# Start of MATERIAL FOR THE TASK

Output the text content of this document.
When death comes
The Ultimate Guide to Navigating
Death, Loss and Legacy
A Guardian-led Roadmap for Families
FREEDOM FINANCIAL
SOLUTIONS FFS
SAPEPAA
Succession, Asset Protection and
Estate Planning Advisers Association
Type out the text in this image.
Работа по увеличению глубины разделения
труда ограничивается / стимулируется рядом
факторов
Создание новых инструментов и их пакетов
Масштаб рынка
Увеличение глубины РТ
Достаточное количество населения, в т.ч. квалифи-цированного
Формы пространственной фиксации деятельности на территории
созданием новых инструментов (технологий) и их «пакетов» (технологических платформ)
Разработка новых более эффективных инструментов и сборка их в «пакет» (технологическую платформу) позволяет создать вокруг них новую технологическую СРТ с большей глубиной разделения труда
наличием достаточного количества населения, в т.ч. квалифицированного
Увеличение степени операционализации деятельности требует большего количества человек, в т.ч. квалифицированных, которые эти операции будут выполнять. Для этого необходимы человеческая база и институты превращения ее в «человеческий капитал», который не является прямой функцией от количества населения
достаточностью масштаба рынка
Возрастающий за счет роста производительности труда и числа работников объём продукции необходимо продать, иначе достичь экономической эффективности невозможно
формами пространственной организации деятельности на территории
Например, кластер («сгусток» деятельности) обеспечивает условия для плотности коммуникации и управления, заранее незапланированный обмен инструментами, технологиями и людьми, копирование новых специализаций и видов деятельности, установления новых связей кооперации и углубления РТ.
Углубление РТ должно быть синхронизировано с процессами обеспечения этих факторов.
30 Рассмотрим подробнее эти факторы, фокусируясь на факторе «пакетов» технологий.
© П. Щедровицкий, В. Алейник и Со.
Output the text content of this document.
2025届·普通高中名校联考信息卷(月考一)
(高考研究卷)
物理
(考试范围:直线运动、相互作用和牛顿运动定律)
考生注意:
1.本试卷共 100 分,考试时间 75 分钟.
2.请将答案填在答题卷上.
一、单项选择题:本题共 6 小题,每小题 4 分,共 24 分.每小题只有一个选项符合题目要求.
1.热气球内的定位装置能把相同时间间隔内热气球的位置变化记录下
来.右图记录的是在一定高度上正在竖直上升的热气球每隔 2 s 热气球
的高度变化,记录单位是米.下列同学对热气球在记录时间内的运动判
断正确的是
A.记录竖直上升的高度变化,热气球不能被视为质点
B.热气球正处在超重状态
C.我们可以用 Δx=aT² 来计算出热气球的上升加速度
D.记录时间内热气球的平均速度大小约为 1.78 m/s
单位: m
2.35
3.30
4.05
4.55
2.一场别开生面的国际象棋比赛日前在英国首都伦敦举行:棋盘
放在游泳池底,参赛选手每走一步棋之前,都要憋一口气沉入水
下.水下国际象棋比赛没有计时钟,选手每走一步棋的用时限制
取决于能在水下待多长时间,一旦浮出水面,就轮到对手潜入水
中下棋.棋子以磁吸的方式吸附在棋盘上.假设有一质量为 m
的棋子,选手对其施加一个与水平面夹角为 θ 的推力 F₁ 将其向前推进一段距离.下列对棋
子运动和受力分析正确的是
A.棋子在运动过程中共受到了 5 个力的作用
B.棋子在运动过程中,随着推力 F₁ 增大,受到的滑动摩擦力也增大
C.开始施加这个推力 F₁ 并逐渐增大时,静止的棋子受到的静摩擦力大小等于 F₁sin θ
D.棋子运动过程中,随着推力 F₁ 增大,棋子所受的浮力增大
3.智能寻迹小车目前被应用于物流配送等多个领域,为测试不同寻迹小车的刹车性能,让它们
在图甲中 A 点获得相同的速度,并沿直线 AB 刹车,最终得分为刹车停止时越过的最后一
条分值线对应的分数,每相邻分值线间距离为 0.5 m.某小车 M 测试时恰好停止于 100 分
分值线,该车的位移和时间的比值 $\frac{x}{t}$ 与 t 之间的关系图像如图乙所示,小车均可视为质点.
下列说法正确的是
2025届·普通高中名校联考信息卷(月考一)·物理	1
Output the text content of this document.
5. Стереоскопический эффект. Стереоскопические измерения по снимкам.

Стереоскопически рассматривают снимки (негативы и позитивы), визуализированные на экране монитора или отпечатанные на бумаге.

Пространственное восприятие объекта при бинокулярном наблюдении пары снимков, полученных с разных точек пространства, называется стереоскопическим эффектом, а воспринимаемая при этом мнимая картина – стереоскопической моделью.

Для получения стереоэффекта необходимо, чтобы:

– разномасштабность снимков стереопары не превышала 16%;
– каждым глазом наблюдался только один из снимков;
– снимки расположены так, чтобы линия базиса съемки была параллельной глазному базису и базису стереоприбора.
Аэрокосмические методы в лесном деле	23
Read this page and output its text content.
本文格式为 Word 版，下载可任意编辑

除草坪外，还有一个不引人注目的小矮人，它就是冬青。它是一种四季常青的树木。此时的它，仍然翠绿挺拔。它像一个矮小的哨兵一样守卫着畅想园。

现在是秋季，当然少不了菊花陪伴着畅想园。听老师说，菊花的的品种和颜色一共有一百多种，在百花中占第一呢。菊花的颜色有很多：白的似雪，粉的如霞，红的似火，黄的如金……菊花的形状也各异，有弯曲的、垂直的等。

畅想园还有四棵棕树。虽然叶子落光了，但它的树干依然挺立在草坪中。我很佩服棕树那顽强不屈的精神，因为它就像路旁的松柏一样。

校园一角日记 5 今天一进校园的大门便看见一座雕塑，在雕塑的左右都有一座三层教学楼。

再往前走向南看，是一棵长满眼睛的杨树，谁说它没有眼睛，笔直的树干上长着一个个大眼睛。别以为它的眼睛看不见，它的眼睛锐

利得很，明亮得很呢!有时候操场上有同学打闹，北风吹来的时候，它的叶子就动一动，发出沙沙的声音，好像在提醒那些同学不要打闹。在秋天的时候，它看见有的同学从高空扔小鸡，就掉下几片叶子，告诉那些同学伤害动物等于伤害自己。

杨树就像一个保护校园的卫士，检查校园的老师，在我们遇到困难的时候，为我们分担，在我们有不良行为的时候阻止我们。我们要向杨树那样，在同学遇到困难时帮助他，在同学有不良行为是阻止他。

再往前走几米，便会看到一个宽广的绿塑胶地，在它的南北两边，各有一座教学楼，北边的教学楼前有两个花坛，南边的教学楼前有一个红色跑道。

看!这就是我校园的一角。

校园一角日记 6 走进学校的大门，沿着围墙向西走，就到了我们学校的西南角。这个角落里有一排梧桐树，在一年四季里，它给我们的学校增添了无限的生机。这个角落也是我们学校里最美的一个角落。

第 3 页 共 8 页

# End of MATERIAL FOR THE TASK

WRITTEN PROBLEM
Word for word, write out the data.

WRITTEN RESPONSE
Output the text content of this document.
When death comes
The Ultimate Guide to Navigating
Death, Loss and Legacy
A Guardian-led Roadmap for Families
FREEDOM FINANCIAL
SOLUTIONS FFS
SAPEPAA
Succession, Asset Protection and
Estate Planning Advisers Association
Type out the text in this image.
Работа по увеличению глубины разделения
труда ограничивается / стимулируется рядом
факторов
Создание новых инструментов и их пакетов
Масштаб рынка
Увеличение глубины РТ
Достаточное количество населения, в т.ч. квалифи-цированного
Формы пространственной фиксации деятельности на территории
созданием новых инструментов (технологий) и их «пакетов» (технологических платформ)
Разработка новых более эффективных инструментов и сборка их в «пакет» (технологическую платформу) позволяет создать вокруг них новую технологическую СРТ с большей глубиной разделения труда
наличием достаточного количества населения, в т.ч. квалифицированного
Увеличение степени операционализации деятельности требует большего количества человек, в т.ч. квалифицированных, которые эти операции будут выполнять. Для этого необходимы человеческая база и институты превращения ее в «человеческий капитал», который не является прямой функцией от количества населения
достаточностью масштаба рынка
Возрастающий за счет роста производительности труда и числа работников объём продукции необходимо продать, иначе достичь экономической эффективности невозможно
формами пространственной организации деятельности на территории
Например, кластер («сгусток» деятельности) обеспечивает условия для плотности коммуникации и управления, заранее незапланированный обмен инструментами, технологиями и людьми, копирование новых специализаций и видов деятельности, установления новых связей кооперации и углубления РТ.
Углубление РТ должно быть синхронизировано с процессами обеспечения этих факторов.
30 Рассмотрим подробнее эти факторы, фокусируясь на факторе «пакетов» технологий.
© П. Щедровицкий, В. Алейник и Со.
Output the text content of this document.
2025届·普通高中名校联考信息卷(月考一)
(高考研究卷)
物理
(考试范围:直线运动、相互作用和牛顿运动定律)
考生注意:
1.本试卷共 100 分,考试时间 75 分钟.
2.请将答案填在答题卷上.
一、单项选择题:本题共 6 小题,每小题 4 分,共 24 分.每小题只有一个选项符合题目要求.
1.热气球内的定位装置能把相同时间间隔内热气球的位置变化记录下
来.右图记录的是在一定高度上正在竖直上升的热气球每隔 2 s 热气球
的高度变化,记录单位是米.下列同学对热气球在记录时间内的运动判
断正确的是
A.记录竖直上升的高度变化,热气球不能被视为质点
B.热气球正处在超重状态
C.我们可以用 Δx=aT² 来计算出热气球的上升加速度
D.记录时间内热气球的平均速度大小约为 1.78 m/s
单位: m
2.35
3.30
4.05
4.55
2.一场别开生面的国际象棋比赛日前在英国首都伦敦举行:棋盘
放在游泳池底,参赛选手每走一步棋之前,都要憋一口气沉入水
下.水下国际象棋比赛没有计时钟,选手每走一步棋的用时限制
取决于能在水下待多长时间,一旦浮出水面,就轮到对手潜入水
中下棋.棋子以磁吸的方式吸附在棋盘上.假设有一质量为 m
的棋子,选手对其施加一个与水平面夹角为 θ 的推力 F₁ 将其向前推进一段距离.下列对棋
子运动和受力分析正确的是
A.棋子在运动过程中共受到了 5 个力的作用
B.棋子在运动过程中,随着推力 F₁ 增大,受到的滑动摩擦力也增大
C.开始施加这个推力 F₁ 并逐渐增大时,静止的棋子受到的静摩擦力大小等于 F₁sin θ
D.棋子运动过程中,随着推力 F₁ 增大,棋子所受的浮力增大
3.智能寻迹小车目前被应用于物流配送等多个领域,为测试不同寻迹小车的刹车性能,让它们
在图甲中 A 点获得相同的速度,并沿直线 AB 刹车,最终得分为刹车停止时越过的最后一
条分值线对应的分数,每相邻分值线间距离为 0.5 m.某小车 M 测试时恰好停止于 100 分
分值线,该车的位移和时间的比值 $\frac{x}{t}$ 与 t 之间的关系图像如图乙所示,小车均可视为质点.
下列说法正确的是
2025届·普通高中名校联考信息卷(月考一)·物理	1
Output the text content of this document.
5. Стереоскопический эффект. Стереоскопические измерения по снимкам.

Стереоскопически рассматривают снимки (негативы и позитивы), визуализированные на экране монитора или отпечатанные на бумаге.

Пространственное восприятие объекта при бинокулярном наблюдении пары снимков, полученных с разных точек пространства, называется стереоскопическим эффектом, а воспринимаемая при этом мнимая картина – стереоскопической моделью.

Для получения стереоэффекта необходимо, чтобы:

– разномасштабность снимков стереопары не превышала 16%;
– каждым глазом наблюдался только один из снимков;
– снимки расположены так, чтобы линия базиса съемки была параллельной глазному базису и базису стереоприбора.
Аэрокосмические методы в лесном деле	23
Read this page and output its text content.
本文格式为 Word 版，下载可任意编辑

除草坪外，还有一个不引人注目的小矮人，它就是冬青。它是一种四季常青的树木。此时的它，仍然翠绿挺拔。它像一个矮小的哨兵一样守卫着畅想园。

现在是秋季，当然少不了菊花陪伴着畅想园。听老师说，菊花的的品种和颜色一共有一百多种，在百花中占第一呢。菊花的颜色有很多：白的似雪，粉的如霞，红的似火，黄的如金……菊花的形状也各异，有弯曲的、垂直的等。

畅想园还有四棵棕树。虽然叶子落光了，但它的树干依然挺立在草坪中。我很佩服棕树那顽强不屈的精神，因为它就像路旁的松柏一样。

校园一角日记 5 今天一进校园的大门便看见一座雕塑，在雕塑的左右都有一座三层教学楼。

再往前走向南看，是一棵长满眼睛的杨树，谁说它没有眼睛，笔直的树干上长着一个个大眼睛。别以为它的眼睛看不见，它的眼睛锐

利得很，明亮得很呢!有时候操场上有同学打闹，北风吹来的时候，它的叶子就动一动，发出沙沙的声音，好像在提醒那些同学不要打闹。在秋天的时候，它看见有的同学从高空扔小鸡，就掉下几片叶子，告诉那些同学伤害动物等于伤害自己。

杨树就像一个保护校园的卫士，检查校园的老师，在我们遇到困难的时候，为我们分担，在我们有不良行为的时候阻止我们。我们要向杨树那样，在同学遇到困难时帮助他，在同学有不良行为是阻止他。

再往前走几米，便会看到一个宽广的绿塑胶地，在它的南北两边，各有一座教学楼，北边的教学楼前有两个花坛，南边的教学楼前有一个红色跑道。

看!这就是我校园的一角。

校园一角日记 6 走进学校的大门，沿着围墙向西走，就到了我们学校的西南角。这个角落里有一排梧桐树，在一年四季里，它给我们的学校增添了无限的生机。这个角落也是我们学校里最美的一个角落。

第 3 页 共 8 页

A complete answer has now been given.